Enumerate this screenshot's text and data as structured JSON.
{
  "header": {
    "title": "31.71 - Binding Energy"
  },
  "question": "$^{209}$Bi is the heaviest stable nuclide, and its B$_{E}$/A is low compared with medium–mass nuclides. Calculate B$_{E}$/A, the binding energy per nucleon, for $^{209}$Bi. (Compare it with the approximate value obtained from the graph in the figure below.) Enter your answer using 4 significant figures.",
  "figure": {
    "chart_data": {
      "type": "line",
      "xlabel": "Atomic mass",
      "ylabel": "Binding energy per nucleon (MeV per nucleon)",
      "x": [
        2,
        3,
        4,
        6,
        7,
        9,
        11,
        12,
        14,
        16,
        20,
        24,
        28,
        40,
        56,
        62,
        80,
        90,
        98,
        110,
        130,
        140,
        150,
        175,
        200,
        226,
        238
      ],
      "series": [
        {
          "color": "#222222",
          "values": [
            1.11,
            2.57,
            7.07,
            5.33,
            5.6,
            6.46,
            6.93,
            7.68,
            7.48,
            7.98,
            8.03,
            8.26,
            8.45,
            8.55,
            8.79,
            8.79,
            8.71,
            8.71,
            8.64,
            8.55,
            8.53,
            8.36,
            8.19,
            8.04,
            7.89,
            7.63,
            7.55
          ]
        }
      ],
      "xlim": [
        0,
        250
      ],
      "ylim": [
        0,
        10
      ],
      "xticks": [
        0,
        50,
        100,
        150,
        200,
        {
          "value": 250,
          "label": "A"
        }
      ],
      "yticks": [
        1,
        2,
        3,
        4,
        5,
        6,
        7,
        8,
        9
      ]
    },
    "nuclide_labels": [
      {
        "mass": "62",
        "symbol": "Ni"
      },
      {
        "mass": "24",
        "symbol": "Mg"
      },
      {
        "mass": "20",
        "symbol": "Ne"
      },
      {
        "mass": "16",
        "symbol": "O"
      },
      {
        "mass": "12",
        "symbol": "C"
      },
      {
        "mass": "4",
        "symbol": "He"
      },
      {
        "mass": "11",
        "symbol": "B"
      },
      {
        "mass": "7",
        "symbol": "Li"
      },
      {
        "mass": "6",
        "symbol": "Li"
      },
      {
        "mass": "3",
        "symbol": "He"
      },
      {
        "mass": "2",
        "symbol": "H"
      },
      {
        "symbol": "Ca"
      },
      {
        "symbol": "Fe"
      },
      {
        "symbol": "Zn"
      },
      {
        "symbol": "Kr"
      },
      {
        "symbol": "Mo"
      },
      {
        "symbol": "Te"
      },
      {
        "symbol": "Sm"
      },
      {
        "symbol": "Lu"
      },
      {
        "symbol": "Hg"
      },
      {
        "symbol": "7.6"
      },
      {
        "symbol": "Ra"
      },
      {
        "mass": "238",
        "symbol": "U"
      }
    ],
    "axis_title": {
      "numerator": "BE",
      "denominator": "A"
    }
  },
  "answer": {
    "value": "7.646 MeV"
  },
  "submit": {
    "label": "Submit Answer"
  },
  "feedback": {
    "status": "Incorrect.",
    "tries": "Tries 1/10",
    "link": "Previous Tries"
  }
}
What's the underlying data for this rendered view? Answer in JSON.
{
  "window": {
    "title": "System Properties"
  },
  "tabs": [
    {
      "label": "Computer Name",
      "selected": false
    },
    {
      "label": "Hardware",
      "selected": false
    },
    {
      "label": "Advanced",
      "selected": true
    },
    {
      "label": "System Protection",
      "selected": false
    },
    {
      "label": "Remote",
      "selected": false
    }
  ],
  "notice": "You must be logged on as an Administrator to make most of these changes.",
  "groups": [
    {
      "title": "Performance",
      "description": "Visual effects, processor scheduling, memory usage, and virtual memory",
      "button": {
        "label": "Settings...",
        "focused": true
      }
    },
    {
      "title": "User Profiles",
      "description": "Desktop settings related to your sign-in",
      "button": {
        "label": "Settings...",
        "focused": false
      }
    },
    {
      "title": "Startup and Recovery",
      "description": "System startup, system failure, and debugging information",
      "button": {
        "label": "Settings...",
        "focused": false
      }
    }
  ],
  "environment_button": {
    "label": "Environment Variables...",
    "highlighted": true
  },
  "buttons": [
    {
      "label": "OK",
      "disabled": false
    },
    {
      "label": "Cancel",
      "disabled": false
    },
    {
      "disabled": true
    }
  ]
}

▸ **YOUR GOAL**:
Return each line of the listing that holds the string "Tries".

▸ **ANSWER FOR THIS EXERCISE**:
    "tries": "Tries 1/10",
    "link": "Previous Tries"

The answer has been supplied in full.